→ Problem statement
Select every line holding the word "Sölvesborg" and copy it.

(Items from a dataset)
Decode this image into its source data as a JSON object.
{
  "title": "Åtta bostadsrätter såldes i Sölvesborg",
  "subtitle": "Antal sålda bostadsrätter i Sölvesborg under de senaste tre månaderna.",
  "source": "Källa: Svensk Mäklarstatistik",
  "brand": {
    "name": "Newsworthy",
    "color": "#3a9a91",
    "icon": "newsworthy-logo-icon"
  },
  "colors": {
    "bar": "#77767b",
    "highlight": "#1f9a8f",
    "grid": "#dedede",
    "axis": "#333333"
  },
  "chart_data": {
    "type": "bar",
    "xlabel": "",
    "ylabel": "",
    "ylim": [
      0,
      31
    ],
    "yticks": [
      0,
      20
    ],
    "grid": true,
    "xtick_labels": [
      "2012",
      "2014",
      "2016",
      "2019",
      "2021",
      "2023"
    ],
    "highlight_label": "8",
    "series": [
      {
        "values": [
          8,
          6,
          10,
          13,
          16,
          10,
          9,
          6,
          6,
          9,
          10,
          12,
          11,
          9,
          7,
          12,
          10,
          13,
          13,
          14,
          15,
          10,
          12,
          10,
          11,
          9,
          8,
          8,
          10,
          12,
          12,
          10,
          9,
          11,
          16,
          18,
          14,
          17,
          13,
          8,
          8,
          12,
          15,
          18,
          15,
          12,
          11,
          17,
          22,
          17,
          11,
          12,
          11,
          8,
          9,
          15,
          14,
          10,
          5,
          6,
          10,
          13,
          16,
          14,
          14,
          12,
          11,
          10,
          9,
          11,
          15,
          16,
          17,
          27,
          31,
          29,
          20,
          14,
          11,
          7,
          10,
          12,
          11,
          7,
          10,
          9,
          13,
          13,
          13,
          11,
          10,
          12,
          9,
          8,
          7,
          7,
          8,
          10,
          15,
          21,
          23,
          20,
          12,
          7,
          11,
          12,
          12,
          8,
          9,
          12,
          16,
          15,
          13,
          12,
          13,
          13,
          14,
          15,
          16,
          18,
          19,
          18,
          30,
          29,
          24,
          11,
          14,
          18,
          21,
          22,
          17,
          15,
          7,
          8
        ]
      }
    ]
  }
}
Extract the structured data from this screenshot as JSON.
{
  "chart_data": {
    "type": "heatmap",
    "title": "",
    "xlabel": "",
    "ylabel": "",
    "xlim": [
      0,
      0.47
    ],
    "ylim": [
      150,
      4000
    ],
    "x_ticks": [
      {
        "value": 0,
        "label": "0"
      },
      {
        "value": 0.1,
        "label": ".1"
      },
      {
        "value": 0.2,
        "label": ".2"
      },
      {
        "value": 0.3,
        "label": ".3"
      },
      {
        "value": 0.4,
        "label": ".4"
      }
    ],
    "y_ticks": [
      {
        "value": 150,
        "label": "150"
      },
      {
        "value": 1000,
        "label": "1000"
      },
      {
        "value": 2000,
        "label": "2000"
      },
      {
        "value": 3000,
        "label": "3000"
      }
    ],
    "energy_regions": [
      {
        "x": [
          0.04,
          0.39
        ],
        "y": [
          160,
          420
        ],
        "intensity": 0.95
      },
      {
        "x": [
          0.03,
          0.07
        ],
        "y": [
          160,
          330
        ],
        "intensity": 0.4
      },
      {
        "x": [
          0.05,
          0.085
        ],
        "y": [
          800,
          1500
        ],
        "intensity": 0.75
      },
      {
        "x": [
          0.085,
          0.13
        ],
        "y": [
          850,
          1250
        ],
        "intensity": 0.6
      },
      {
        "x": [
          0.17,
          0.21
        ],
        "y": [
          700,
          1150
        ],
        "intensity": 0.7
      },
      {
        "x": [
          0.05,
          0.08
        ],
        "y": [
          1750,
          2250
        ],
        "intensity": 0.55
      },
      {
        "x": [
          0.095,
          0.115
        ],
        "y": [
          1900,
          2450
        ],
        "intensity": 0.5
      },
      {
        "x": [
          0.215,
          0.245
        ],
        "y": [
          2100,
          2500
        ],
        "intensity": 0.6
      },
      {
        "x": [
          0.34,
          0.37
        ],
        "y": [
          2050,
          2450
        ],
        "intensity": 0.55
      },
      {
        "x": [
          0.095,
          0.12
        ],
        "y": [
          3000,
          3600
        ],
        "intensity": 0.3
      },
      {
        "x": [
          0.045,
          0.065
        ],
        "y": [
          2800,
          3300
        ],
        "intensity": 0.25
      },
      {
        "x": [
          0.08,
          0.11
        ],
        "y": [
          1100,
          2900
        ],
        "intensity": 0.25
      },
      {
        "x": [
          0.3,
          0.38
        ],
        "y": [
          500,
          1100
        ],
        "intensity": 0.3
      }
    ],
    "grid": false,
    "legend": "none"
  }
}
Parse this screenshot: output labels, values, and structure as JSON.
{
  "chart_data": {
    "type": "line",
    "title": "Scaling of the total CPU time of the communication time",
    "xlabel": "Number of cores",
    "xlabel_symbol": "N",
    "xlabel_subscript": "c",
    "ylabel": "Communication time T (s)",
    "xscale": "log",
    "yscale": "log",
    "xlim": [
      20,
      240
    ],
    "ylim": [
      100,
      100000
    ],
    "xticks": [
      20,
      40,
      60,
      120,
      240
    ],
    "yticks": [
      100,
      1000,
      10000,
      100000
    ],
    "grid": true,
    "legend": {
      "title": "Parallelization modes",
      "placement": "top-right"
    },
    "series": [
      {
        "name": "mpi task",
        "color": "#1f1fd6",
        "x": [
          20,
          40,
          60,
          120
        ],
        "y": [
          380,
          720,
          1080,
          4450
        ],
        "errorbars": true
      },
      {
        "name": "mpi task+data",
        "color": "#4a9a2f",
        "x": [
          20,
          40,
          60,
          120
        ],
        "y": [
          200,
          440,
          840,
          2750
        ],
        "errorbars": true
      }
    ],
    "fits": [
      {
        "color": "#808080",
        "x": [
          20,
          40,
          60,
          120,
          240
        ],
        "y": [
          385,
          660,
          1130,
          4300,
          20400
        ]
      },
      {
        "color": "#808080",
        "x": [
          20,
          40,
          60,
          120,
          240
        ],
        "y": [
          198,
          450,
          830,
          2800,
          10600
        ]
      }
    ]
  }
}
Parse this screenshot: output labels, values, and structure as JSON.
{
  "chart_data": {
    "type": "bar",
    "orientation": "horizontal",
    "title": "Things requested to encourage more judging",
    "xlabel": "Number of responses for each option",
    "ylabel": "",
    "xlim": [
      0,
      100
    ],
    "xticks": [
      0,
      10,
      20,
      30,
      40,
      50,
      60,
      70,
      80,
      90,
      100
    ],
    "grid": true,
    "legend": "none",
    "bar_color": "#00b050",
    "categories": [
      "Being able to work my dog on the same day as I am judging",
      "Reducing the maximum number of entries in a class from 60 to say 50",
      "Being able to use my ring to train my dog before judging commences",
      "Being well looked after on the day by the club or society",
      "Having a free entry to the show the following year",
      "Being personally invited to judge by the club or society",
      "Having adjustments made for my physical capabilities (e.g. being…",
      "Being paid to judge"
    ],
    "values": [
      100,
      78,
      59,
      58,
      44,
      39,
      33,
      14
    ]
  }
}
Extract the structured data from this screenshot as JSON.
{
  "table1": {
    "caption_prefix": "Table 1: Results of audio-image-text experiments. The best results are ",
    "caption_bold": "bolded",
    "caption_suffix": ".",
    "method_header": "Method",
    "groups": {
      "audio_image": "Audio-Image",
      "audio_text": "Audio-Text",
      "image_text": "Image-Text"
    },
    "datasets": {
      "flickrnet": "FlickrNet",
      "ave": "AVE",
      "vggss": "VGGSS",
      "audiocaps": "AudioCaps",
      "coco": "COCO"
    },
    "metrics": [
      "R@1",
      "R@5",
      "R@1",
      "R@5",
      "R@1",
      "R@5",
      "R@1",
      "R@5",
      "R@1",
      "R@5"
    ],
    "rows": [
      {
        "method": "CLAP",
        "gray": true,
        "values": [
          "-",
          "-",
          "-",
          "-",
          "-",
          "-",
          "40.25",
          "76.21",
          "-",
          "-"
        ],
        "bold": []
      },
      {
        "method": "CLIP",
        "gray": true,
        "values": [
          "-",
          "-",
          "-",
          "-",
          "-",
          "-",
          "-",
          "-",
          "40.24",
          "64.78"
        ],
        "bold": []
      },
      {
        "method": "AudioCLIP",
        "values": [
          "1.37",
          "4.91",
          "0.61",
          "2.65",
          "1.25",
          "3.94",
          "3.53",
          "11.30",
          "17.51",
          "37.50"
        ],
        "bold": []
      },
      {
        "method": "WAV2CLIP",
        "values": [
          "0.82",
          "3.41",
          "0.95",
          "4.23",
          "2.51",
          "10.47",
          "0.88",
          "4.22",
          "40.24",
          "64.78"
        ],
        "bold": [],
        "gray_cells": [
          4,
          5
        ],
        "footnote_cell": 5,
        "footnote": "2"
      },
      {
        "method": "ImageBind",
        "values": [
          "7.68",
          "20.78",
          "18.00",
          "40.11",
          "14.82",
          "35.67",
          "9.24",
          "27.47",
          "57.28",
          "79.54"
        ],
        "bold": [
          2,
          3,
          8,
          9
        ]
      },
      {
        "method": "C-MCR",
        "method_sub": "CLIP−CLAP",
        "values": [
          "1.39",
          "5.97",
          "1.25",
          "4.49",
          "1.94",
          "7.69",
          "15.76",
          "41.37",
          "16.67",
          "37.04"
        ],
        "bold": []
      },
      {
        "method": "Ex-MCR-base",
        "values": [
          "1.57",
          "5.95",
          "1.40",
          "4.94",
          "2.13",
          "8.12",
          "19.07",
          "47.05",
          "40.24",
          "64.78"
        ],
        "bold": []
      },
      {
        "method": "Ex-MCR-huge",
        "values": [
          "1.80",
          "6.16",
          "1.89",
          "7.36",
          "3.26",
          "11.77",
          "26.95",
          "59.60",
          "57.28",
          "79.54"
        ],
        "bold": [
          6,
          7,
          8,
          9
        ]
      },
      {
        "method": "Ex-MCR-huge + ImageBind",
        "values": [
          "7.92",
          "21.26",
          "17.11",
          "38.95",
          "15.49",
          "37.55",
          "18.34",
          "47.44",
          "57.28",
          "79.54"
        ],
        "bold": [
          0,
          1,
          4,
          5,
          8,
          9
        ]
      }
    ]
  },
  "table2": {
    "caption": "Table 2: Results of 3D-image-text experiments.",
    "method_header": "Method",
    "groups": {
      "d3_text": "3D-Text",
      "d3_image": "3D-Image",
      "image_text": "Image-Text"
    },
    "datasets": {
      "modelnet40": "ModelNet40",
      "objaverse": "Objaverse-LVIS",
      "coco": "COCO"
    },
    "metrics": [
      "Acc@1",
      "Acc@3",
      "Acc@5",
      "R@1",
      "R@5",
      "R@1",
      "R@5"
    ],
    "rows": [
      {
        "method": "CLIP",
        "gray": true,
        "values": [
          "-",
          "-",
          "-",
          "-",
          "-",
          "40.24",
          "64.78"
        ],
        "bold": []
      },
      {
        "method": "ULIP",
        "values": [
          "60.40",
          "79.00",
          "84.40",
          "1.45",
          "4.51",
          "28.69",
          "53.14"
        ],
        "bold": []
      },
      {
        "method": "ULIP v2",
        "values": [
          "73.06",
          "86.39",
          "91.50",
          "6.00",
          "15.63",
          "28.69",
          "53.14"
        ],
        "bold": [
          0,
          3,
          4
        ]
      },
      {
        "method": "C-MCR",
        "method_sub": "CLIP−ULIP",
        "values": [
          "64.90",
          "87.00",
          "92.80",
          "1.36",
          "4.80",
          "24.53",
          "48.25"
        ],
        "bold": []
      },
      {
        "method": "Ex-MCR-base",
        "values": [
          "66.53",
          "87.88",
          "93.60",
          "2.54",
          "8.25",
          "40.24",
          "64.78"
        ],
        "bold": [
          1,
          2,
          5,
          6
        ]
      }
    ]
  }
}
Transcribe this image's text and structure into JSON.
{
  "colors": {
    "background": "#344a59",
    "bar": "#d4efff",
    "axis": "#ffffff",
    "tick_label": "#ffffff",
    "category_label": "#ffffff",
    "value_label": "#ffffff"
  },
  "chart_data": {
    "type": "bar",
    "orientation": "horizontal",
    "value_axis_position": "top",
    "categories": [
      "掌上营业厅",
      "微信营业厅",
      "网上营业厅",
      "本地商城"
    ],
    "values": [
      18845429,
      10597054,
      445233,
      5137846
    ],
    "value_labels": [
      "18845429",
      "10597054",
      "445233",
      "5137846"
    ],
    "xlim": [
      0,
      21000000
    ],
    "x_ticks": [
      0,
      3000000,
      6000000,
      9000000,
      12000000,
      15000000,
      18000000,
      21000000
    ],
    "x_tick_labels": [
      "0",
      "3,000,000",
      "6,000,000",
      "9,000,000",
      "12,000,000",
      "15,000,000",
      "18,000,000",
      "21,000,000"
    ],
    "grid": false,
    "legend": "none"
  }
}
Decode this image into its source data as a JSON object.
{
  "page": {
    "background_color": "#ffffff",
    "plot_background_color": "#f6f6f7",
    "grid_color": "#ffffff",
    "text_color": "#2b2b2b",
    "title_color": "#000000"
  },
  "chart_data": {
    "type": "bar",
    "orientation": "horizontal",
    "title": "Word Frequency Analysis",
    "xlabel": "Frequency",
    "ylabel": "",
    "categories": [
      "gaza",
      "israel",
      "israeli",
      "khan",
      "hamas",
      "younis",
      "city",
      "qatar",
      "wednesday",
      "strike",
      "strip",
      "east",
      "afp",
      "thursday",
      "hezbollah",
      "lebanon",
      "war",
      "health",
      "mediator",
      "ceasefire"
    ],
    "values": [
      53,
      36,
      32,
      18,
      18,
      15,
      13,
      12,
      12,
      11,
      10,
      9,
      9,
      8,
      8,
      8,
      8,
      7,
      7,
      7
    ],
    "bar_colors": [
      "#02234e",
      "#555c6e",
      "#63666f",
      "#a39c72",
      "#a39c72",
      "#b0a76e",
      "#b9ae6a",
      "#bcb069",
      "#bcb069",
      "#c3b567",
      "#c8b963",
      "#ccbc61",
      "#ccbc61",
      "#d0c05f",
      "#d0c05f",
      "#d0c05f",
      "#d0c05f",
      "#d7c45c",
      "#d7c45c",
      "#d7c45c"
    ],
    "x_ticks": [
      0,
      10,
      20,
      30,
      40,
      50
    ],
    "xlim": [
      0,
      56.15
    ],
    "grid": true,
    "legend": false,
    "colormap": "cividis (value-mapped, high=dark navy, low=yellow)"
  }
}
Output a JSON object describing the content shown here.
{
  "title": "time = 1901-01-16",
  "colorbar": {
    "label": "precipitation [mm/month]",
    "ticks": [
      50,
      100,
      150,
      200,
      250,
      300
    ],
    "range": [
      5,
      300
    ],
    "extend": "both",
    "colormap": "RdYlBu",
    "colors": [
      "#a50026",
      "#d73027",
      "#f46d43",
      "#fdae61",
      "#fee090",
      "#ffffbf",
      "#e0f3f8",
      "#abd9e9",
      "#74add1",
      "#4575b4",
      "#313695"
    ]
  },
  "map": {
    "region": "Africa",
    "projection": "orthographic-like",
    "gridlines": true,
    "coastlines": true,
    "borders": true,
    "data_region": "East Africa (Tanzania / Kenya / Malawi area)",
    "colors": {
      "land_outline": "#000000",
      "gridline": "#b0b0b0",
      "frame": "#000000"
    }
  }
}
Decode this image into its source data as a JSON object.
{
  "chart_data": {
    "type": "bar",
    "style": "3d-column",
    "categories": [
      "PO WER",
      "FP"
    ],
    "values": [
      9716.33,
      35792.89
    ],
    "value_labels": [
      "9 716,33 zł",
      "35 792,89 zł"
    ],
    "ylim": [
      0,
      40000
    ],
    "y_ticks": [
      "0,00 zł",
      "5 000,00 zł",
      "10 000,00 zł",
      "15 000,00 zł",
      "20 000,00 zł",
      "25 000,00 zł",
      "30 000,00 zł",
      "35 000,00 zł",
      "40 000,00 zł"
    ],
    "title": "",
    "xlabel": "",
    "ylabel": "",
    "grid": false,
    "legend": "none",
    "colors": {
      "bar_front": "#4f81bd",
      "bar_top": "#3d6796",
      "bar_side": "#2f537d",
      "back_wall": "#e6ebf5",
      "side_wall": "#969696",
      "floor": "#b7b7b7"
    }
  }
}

→ Worked solution
  "title": "Åtta bostadsrätter såldes i Sölvesborg",
  "subtitle": "Antal sålda bostadsrätter i Sölvesborg under de senaste tre månaderna.",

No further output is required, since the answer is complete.